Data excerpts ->
##########

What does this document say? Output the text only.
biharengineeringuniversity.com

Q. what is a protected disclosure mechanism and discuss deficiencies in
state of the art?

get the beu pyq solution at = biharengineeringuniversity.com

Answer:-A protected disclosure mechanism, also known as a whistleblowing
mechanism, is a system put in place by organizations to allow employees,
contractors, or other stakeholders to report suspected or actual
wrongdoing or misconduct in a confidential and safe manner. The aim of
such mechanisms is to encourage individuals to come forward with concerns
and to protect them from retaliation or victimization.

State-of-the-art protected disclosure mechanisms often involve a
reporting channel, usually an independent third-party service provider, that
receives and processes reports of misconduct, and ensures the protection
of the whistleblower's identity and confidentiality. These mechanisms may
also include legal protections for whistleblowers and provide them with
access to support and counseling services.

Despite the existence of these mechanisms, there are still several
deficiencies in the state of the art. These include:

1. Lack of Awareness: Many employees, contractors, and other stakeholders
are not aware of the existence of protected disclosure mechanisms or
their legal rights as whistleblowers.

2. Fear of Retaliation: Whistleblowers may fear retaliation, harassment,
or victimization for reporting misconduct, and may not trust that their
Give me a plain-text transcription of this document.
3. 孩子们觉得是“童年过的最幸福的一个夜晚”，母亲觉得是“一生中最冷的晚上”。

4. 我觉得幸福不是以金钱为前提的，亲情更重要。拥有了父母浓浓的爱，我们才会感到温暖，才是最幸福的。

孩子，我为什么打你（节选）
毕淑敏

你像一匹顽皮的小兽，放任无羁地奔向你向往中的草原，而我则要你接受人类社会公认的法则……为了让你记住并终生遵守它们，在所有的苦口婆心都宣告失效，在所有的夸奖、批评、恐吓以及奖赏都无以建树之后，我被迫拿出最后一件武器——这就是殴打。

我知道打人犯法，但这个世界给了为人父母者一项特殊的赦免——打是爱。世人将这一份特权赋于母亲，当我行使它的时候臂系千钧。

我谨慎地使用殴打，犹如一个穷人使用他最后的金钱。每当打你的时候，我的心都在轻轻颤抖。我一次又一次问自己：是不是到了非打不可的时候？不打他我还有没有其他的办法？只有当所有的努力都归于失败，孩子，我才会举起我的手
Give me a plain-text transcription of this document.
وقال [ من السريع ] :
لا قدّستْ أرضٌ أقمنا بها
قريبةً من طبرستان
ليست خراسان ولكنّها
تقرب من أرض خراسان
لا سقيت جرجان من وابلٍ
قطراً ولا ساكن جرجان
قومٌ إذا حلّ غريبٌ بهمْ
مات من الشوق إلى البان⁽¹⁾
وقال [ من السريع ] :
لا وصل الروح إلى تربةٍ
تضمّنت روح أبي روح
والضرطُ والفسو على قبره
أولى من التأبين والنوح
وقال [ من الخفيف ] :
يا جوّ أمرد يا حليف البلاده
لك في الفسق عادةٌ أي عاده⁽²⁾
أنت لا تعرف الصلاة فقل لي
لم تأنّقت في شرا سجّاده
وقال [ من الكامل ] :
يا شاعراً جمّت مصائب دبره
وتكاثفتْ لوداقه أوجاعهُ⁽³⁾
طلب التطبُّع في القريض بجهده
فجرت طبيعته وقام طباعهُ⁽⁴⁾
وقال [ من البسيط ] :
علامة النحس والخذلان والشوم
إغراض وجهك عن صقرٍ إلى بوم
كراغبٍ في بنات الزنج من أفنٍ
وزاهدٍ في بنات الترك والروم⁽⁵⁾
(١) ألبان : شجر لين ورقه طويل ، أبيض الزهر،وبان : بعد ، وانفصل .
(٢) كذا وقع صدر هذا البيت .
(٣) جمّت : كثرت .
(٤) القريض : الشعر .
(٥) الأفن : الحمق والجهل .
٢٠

##########

What you are asked to do -> Each line of the material should be duplicated exactly, please.

Exercise answer ->
What does this document say? Output the text only.
biharengineeringuniversity.com

Q. what is a protected disclosure mechanism and discuss deficiencies in
state of the art?

get the beu pyq solution at = biharengineeringuniversity.com

Answer:-A protected disclosure mechanism, also known as a whistleblowing
mechanism, is a system put in place by organizations to allow employees,
contractors, or other stakeholders to report suspected or actual
wrongdoing or misconduct in a confidential and safe manner. The aim of
such mechanisms is to encourage individuals to come forward with concerns
and to protect them from retaliation or victimization.

State-of-the-art protected disclosure mechanisms often involve a
reporting channel, usually an independent third-party service provider, that
receives and processes reports of misconduct, and ensures the protection
of the whistleblower's identity and confidentiality. These mechanisms may
also include legal protections for whistleblowers and provide them with
access to support and counseling services.

Despite the existence of these mechanisms, there are still several
deficiencies in the state of the art. These include:

1. Lack of Awareness: Many employees, contractors, and other stakeholders
are not aware of the existence of protected disclosure mechanisms or
their legal rights as whistleblowers.

2. Fear of Retaliation: Whistleblowers may fear retaliation, harassment,
or victimization for reporting misconduct, and may not trust that their
Give me a plain-text transcription of this document.
3. 孩子们觉得是“童年过的最幸福的一个夜晚”，母亲觉得是“一生中最冷的晚上”。

4. 我觉得幸福不是以金钱为前提的，亲情更重要。拥有了父母浓浓的爱，我们才会感到温暖，才是最幸福的。

孩子，我为什么打你（节选）
毕淑敏

你像一匹顽皮的小兽，放任无羁地奔向你向往中的草原，而我则要你接受人类社会公认的法则……为了让你记住并终生遵守它们，在所有的苦口婆心都宣告失效，在所有的夸奖、批评、恐吓以及奖赏都无以建树之后，我被迫拿出最后一件武器——这就是殴打。

我知道打人犯法，但这个世界给了为人父母者一项特殊的赦免——打是爱。世人将这一份特权赋于母亲，当我行使它的时候臂系千钧。

我谨慎地使用殴打，犹如一个穷人使用他最后的金钱。每当打你的时候，我的心都在轻轻颤抖。我一次又一次问自己：是不是到了非打不可的时候？不打他我还有没有其他的办法？只有当所有的努力都归于失败，孩子，我才会举起我的手
Give me a plain-text transcription of this document.
وقال [ من السريع ] :
لا قدّستْ أرضٌ أقمنا بها
قريبةً من طبرستان
ليست خراسان ولكنّها
تقرب من أرض خراسان
لا سقيت جرجان من وابلٍ
قطراً ولا ساكن جرجان
قومٌ إذا حلّ غريبٌ بهمْ
مات من الشوق إلى البان⁽¹⁾
وقال [ من السريع ] :
لا وصل الروح إلى تربةٍ
تضمّنت روح أبي روح
والضرطُ والفسو على قبره
أولى من التأبين والنوح
وقال [ من الخفيف ] :
يا جوّ أمرد يا حليف البلاده
لك في الفسق عادةٌ أي عاده⁽²⁾
أنت لا تعرف الصلاة فقل لي
لم تأنّقت في شرا سجّاده
وقال [ من الكامل ] :
يا شاعراً جمّت مصائب دبره
وتكاثفتْ لوداقه أوجاعهُ⁽³⁾
طلب التطبُّع في القريض بجهده
فجرت طبيعته وقام طباعهُ⁽⁴⁾
وقال [ من البسيط ] :
علامة النحس والخذلان والشوم
إغراض وجهك عن صقرٍ إلى بوم
كراغبٍ في بنات الزنج من أفنٍ
وزاهدٍ في بنات الترك والروم⁽⁵⁾
(١) ألبان : شجر لين ورقه طويل ، أبيض الزهر،وبان : بعد ، وانفصل .
(٢) كذا وقع صدر هذا البيت .
(٣) جمّت : كثرت .
(٤) القريض : الشعر .
(٥) الأفن : الحمق والجهل .
٢٠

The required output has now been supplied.